### [Task to complete]
Extract all data as written.

### [Stored records]
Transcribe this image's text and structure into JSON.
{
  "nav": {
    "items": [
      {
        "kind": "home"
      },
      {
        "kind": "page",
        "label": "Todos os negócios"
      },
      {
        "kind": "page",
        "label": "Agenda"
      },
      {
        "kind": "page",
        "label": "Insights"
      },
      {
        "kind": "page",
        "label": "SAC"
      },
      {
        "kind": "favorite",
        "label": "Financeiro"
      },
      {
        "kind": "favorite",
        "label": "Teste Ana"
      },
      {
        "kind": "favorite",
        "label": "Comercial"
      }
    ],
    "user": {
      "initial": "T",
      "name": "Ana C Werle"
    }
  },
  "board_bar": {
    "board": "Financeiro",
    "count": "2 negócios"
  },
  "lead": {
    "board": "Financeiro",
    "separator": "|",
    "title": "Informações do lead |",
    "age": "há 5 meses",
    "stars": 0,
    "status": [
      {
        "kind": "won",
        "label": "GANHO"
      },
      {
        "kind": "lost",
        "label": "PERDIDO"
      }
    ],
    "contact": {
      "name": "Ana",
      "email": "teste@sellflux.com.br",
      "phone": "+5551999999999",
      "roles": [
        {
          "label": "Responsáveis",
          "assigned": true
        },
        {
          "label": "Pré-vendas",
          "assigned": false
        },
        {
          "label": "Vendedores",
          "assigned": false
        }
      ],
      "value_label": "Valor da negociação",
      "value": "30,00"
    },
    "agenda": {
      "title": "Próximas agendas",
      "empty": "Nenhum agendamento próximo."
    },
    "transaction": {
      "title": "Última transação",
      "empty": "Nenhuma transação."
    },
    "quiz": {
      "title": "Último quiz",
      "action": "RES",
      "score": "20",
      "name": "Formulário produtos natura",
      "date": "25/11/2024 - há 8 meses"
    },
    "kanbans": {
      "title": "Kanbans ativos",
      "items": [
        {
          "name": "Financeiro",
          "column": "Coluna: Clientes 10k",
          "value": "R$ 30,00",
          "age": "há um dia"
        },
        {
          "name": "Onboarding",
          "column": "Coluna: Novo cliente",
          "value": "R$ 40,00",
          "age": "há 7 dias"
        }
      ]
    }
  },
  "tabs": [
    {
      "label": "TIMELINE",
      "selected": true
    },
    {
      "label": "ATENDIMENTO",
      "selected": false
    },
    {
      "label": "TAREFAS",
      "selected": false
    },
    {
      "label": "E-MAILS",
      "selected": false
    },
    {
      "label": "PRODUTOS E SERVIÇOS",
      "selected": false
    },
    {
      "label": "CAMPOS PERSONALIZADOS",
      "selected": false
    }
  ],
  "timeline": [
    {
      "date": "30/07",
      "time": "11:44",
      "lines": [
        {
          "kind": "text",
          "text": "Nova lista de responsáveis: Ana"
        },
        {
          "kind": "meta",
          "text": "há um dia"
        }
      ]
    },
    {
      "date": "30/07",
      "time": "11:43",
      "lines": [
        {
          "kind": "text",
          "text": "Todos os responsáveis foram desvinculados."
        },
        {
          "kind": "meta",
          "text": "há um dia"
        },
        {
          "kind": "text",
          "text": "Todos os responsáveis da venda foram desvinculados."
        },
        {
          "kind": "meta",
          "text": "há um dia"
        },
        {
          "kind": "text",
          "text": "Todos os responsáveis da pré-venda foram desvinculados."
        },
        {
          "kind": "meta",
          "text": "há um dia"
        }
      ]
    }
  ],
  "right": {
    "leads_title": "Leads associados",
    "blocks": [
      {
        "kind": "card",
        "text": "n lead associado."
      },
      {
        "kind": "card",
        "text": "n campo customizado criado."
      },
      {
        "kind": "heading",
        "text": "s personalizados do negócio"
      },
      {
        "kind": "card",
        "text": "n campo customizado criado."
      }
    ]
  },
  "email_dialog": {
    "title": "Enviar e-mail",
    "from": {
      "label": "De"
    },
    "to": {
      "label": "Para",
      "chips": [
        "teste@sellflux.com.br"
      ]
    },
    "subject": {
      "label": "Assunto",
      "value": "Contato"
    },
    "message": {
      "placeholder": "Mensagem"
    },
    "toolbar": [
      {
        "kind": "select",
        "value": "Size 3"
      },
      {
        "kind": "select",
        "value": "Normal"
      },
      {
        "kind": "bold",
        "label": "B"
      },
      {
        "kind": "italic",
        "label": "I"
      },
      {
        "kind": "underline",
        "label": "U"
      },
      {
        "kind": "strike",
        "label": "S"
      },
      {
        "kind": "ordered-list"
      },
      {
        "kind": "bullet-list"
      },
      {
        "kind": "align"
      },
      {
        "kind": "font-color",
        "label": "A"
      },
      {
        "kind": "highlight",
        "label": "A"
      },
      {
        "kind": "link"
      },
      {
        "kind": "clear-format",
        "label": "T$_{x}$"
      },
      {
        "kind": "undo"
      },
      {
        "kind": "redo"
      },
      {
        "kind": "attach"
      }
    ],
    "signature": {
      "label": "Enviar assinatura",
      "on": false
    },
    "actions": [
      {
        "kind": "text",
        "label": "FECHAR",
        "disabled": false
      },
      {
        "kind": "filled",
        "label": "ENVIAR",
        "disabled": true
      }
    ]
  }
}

### [Task answer]
Transcribe this image's text and structure into JSON.
{
  "nav": {
    "items": [
      {
        "kind": "home"
      },
      {
        "kind": "page",
        "label": "Todos os negócios"
      },
      {
        "kind": "page",
        "label": "Agenda"
      },
      {
        "kind": "page",
        "label": "Insights"
      },
      {
        "kind": "page",
        "label": "SAC"
      },
      {
        "kind": "favorite",
        "label": "Financeiro"
      },
      {
        "kind": "favorite",
        "label": "Teste Ana"
      },
      {
        "kind": "favorite",
        "label": "Comercial"
      }
    ],
    "user": {
      "initial": "T",
      "name": "Ana C Werle"
    }
  },
  "board_bar": {
    "board": "Financeiro",
    "count": "2 negócios"
  },
  "lead": {
    "board": "Financeiro",
    "separator": "|",
    "title": "Informações do lead |",
    "age": "há 5 meses",
    "stars": 0,
    "status": [
      {
        "kind": "won",
        "label": "GANHO"
      },
      {
        "kind": "lost",
        "label": "PERDIDO"
      }
    ],
    "contact": {
      "name": "Ana",
      "email": "teste@sellflux.com.br",
      "phone": "+5551999999999",
      "roles": [
        {
          "label": "Responsáveis",
          "assigned": true
        },
        {
          "label": "Pré-vendas",
          "assigned": false
        },
        {
          "label": "Vendedores",
          "assigned": false
        }
      ],
      "value_label": "Valor da negociação",
      "value": "30,00"
    },
    "agenda": {
      "title": "Próximas agendas",
      "empty": "Nenhum agendamento próximo."
    },
    "transaction": {
      "title": "Última transação",
      "empty": "Nenhuma transação."
    },
    "quiz": {
      "title": "Último quiz",
      "action": "RES",
      "score": "20",
      "name": "Formulário produtos natura",
      "date": "25/11/2024 - há 8 meses"
    },
    "kanbans": {
      "title": "Kanbans ativos",
      "items": [
        {
          "name": "Financeiro",
          "column": "Coluna: Clientes 10k",
          "value": "R$ 30,00",
          "age": "há um dia"
        },
        {
          "name": "Onboarding",
          "column": "Coluna: Novo cliente",
          "value": "R$ 40,00",
          "age": "há 7 dias"
        }
      ]
    }
  },
  "tabs": [
    {
      "label": "TIMELINE",
      "selected": true
    },
    {
      "label": "ATENDIMENTO",
      "selected": false
    },
    {
      "label": "TAREFAS",
      "selected": false
    },
    {
      "label": "E-MAILS",
      "selected": false
    },
    {
      "label": "PRODUTOS E SERVIÇOS",
      "selected": false
    },
    {
      "label": "CAMPOS PERSONALIZADOS",
      "selected": false
    }
  ],
  "timeline": [
    {
      "date": "30/07",
      "time": "11:44",
      "lines": [
        {
          "kind": "text",
          "text": "Nova lista de responsáveis: Ana"
        },
        {
          "kind": "meta",
          "text": "há um dia"
        }
      ]
    },
    {
      "date": "30/07",
      "time": "11:43",
      "lines": [
        {
          "kind": "text",
          "text": "Todos os responsáveis foram desvinculados."
        },
        {
          "kind": "meta",
          "text": "há um dia"
        },
        {
          "kind": "text",
          "text": "Todos os responsáveis da venda foram desvinculados."
        },
        {
          "kind": "meta",
          "text": "há um dia"
        },
        {
          "kind": "text",
          "text": "Todos os responsáveis da pré-venda foram desvinculados."
        },
        {
          "kind": "meta",
          "text": "há um dia"
        }
      ]
    }
  ],
  "right": {
    "leads_title": "Leads associados",
    "blocks": [
      {
        "kind": "card",
        "text": "n lead associado."
      },
      {
        "kind": "card",
        "text": "n campo customizado criado."
      },
      {
        "kind": "heading",
        "text": "s personalizados do negócio"
      },
      {
        "kind": "card",
        "text": "n campo customizado criado."
      }
    ]
  },
  "email_dialog": {
    "title": "Enviar e-mail",
    "from": {
      "label": "De"
    },
    "to": {
      "label": "Para",
      "chips": [
        "teste@sellflux.com.br"
      ]
    },
    "subject": {
      "label": "Assunto",
      "value": "Contato"
    },
    "message": {
      "placeholder": "Mensagem"
    },
    "toolbar": [
      {
        "kind": "select",
        "value": "Size 3"
      },
      {
        "kind": "select",
        "value": "Normal"
      },
      {
        "kind": "bold",
        "label": "B"
      },
      {
        "kind": "italic",
        "label": "I"
      },
      {
        "kind": "underline",
        "label": "U"
      },
      {
        "kind": "strike",
        "label": "S"
      },
      {
        "kind": "ordered-list"
      },
      {
        "kind": "bullet-list"
      },
      {
        "kind": "align"
      },
      {
        "kind": "font-color",
        "label": "A"
      },
      {
        "kind": "highlight",
        "label": "A"
      },
      {
        "kind": "link"
      },
      {
        "kind": "clear-format",
        "label": "T$_{x}$"
      },
      {
        "kind": "undo"
      },
      {
        "kind": "redo"
      },
      {
        "kind": "attach"
      }
    ],
    "signature": {
      "label": "Enviar assinatura",
      "on": false
    },
    "actions": [
      {
        "kind": "text",
        "label": "FECHAR",
        "disabled": false
      },
      {
        "kind": "filled",
        "label": "ENVIAR",
        "disabled": true
      }
    ]
  }
}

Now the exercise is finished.